• **SET TASK**:
Copy every line of the material below word for word.

START AVAILABLE DATA

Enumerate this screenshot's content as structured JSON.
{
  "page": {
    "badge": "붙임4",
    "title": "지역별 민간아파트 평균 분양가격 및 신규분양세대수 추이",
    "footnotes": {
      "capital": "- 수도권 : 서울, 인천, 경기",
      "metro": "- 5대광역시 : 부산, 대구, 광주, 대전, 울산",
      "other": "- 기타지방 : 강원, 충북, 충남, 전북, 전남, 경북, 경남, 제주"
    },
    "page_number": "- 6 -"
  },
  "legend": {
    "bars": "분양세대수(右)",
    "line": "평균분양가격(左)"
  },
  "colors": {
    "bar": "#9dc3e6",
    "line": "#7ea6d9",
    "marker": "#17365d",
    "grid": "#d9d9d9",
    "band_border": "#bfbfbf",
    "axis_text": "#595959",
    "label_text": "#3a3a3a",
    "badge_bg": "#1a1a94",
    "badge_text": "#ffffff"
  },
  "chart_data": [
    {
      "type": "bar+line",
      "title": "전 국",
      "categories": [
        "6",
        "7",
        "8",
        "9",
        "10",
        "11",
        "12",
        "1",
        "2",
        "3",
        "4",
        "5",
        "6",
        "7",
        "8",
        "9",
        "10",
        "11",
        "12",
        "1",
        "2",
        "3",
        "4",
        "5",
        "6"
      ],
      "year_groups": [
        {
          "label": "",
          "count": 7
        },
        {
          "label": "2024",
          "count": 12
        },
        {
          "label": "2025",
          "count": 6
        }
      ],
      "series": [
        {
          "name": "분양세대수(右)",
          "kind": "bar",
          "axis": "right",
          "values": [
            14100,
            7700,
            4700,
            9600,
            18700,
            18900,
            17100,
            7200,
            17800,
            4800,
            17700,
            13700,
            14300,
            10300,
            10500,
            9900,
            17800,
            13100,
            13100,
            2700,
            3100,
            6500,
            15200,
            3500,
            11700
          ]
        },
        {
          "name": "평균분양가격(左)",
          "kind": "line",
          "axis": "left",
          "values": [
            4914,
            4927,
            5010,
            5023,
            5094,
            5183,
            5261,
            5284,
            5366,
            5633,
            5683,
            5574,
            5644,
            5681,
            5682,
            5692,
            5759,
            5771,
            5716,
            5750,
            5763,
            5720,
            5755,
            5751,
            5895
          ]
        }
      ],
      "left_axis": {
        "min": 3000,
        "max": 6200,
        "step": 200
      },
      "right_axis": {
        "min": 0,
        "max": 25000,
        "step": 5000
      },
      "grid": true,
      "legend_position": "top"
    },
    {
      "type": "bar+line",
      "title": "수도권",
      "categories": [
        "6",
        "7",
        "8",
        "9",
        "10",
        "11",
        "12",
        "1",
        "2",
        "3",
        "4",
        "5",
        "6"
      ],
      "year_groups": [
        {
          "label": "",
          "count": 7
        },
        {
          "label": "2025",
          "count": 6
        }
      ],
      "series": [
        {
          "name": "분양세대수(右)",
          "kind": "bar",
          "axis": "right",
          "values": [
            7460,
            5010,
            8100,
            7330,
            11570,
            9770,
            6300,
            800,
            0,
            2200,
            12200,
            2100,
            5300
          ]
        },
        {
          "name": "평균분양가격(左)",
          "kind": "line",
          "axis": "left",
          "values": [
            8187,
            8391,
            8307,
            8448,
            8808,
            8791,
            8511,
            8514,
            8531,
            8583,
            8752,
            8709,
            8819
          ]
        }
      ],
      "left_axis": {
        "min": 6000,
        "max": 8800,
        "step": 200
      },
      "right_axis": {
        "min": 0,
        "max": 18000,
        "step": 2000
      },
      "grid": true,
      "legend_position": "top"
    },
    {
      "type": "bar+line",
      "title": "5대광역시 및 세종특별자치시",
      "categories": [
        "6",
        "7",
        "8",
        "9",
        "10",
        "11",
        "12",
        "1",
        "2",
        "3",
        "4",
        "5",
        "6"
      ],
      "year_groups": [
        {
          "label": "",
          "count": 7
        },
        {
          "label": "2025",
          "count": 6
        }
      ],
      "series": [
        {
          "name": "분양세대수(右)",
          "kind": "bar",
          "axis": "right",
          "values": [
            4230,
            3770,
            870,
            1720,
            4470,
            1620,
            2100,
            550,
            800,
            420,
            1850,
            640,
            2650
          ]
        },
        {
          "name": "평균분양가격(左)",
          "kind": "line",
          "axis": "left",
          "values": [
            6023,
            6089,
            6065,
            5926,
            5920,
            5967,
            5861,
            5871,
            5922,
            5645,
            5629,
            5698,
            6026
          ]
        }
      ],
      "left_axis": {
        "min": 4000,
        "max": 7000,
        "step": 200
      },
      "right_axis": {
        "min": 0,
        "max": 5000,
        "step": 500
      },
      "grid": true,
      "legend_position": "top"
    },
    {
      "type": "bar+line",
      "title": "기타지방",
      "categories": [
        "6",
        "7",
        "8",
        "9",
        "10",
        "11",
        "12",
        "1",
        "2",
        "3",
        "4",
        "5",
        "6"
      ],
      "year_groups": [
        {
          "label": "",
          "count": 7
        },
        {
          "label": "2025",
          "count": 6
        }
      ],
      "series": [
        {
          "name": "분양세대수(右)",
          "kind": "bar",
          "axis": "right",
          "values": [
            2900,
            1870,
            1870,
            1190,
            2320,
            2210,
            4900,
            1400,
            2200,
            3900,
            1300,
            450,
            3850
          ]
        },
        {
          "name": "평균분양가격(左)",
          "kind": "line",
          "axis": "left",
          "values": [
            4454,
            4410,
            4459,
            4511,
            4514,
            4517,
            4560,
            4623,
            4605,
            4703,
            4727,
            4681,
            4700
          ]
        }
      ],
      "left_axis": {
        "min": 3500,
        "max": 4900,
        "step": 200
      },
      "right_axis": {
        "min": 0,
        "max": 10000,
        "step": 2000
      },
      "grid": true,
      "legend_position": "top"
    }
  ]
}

END AVAILABLE DATA

• **FINISHED ANSWER**:
Enumerate this screenshot's content as structured JSON.
{
  "page": {
    "badge": "붙임4",
    "title": "지역별 민간아파트 평균 분양가격 및 신규분양세대수 추이",
    "footnotes": {
      "capital": "- 수도권 : 서울, 인천, 경기",
      "metro": "- 5대광역시 : 부산, 대구, 광주, 대전, 울산",
      "other": "- 기타지방 : 강원, 충북, 충남, 전북, 전남, 경북, 경남, 제주"
    },
    "page_number": "- 6 -"
  },
  "legend": {
    "bars": "분양세대수(右)",
    "line": "평균분양가격(左)"
  },
  "colors": {
    "bar": "#9dc3e6",
    "line": "#7ea6d9",
    "marker": "#17365d",
    "grid": "#d9d9d9",
    "band_border": "#bfbfbf",
    "axis_text": "#595959",
    "label_text": "#3a3a3a",
    "badge_bg": "#1a1a94",
    "badge_text": "#ffffff"
  },
  "chart_data": [
    {
      "type": "bar+line",
      "title": "전 국",
      "categories": [
        "6",
        "7",
        "8",
        "9",
        "10",
        "11",
        "12",
        "1",
        "2",
        "3",
        "4",
        "5",
        "6",
        "7",
        "8",
        "9",
        "10",
        "11",
        "12",
        "1",
        "2",
        "3",
        "4",
        "5",
        "6"
      ],
      "year_groups": [
        {
          "label": "",
          "count": 7
        },
        {
          "label": "2024",
          "count": 12
        },
        {
          "label": "2025",
          "count": 6
        }
      ],
      "series": [
        {
          "name": "분양세대수(右)",
          "kind": "bar",
          "axis": "right",
          "values": [
            14100,
            7700,
            4700,
            9600,
            18700,
            18900,
            17100,
            7200,
            17800,
            4800,
            17700,
            13700,
            14300,
            10300,
            10500,
            9900,
            17800,
            13100,
            13100,
            2700,
            3100,
            6500,
            15200,
            3500,
            11700
          ]
        },
        {
          "name": "평균분양가격(左)",
          "kind": "line",
          "axis": "left",
          "values": [
            4914,
            4927,
            5010,
            5023,
            5094,
            5183,
            5261,
            5284,
            5366,
            5633,
            5683,
            5574,
            5644,
            5681,
            5682,
            5692,
            5759,
            5771,
            5716,
            5750,
            5763,
            5720,
            5755,
            5751,
            5895
          ]
        }
      ],
      "left_axis": {
        "min": 3000,
        "max": 6200,
        "step": 200
      },
      "right_axis": {
        "min": 0,
        "max": 25000,
        "step": 5000
      },
      "grid": true,
      "legend_position": "top"
    },
    {
      "type": "bar+line",
      "title": "수도권",
      "categories": [
        "6",
        "7",
        "8",
        "9",
        "10",
        "11",
        "12",
        "1",
        "2",
        "3",
        "4",
        "5",
        "6"
      ],
      "year_groups": [
        {
          "label": "",
          "count": 7
        },
        {
          "label": "2025",
          "count": 6
        }
      ],
      "series": [
        {
          "name": "분양세대수(右)",
          "kind": "bar",
          "axis": "right",
          "values": [
            7460,
            5010,
            8100,
            7330,
            11570,
            9770,
            6300,
            800,
            0,
            2200,
            12200,
            2100,
            5300
          ]
        },
        {
          "name": "평균분양가격(左)",
          "kind": "line",
          "axis": "left",
          "values": [
            8187,
            8391,
            8307,
            8448,
            8808,
            8791,
            8511,
            8514,
            8531,
            8583,
            8752,
            8709,
            8819
          ]
        }
      ],
      "left_axis": {
        "min": 6000,
        "max": 8800,
        "step": 200
      },
      "right_axis": {
        "min": 0,
        "max": 18000,
        "step": 2000
      },
      "grid": true,
      "legend_position": "top"
    },
    {
      "type": "bar+line",
      "title": "5대광역시 및 세종특별자치시",
      "categories": [
        "6",
        "7",
        "8",
        "9",
        "10",
        "11",
        "12",
        "1",
        "2",
        "3",
        "4",
        "5",
        "6"
      ],
      "year_groups": [
        {
          "label": "",
          "count": 7
        },
        {
          "label": "2025",
          "count": 6
        }
      ],
      "series": [
        {
          "name": "분양세대수(右)",
          "kind": "bar",
          "axis": "right",
          "values": [
            4230,
            3770,
            870,
            1720,
            4470,
            1620,
            2100,
            550,
            800,
            420,
            1850,
            640,
            2650
          ]
        },
        {
          "name": "평균분양가격(左)",
          "kind": "line",
          "axis": "left",
          "values": [
            6023,
            6089,
            6065,
            5926,
            5920,
            5967,
            5861,
            5871,
            5922,
            5645,
            5629,
            5698,
            6026
          ]
        }
      ],
      "left_axis": {
        "min": 4000,
        "max": 7000,
        "step": 200
      },
      "right_axis": {
        "min": 0,
        "max": 5000,
        "step": 500
      },
      "grid": true,
      "legend_position": "top"
    },
    {
      "type": "bar+line",
      "title": "기타지방",
      "categories": [
        "6",
        "7",
        "8",
        "9",
        "10",
        "11",
        "12",
        "1",
        "2",
        "3",
        "4",
        "5",
        "6"
      ],
      "year_groups": [
        {
          "label": "",
          "count": 7
        },
        {
          "label": "2025",
          "count": 6
        }
      ],
      "series": [
        {
          "name": "분양세대수(右)",
          "kind": "bar",
          "axis": "right",
          "values": [
            2900,
            1870,
            1870,
            1190,
            2320,
            2210,
            4900,
            1400,
            2200,
            3900,
            1300,
            450,
            3850
          ]
        },
        {
          "name": "평균분양가격(左)",
          "kind": "line",
          "axis": "left",
          "values": [
            4454,
            4410,
            4459,
            4511,
            4514,
            4517,
            4560,
            4623,
            4605,
            4703,
            4727,
            4681,
            4700
          ]
        }
      ],
      "left_axis": {
        "min": 3500,
        "max": 4900,
        "step": 200
      },
      "right_axis": {
        "min": 0,
        "max": 10000,
        "step": 2000
      },
      "grid": true,
      "legend_position": "top"
    }
  ]
}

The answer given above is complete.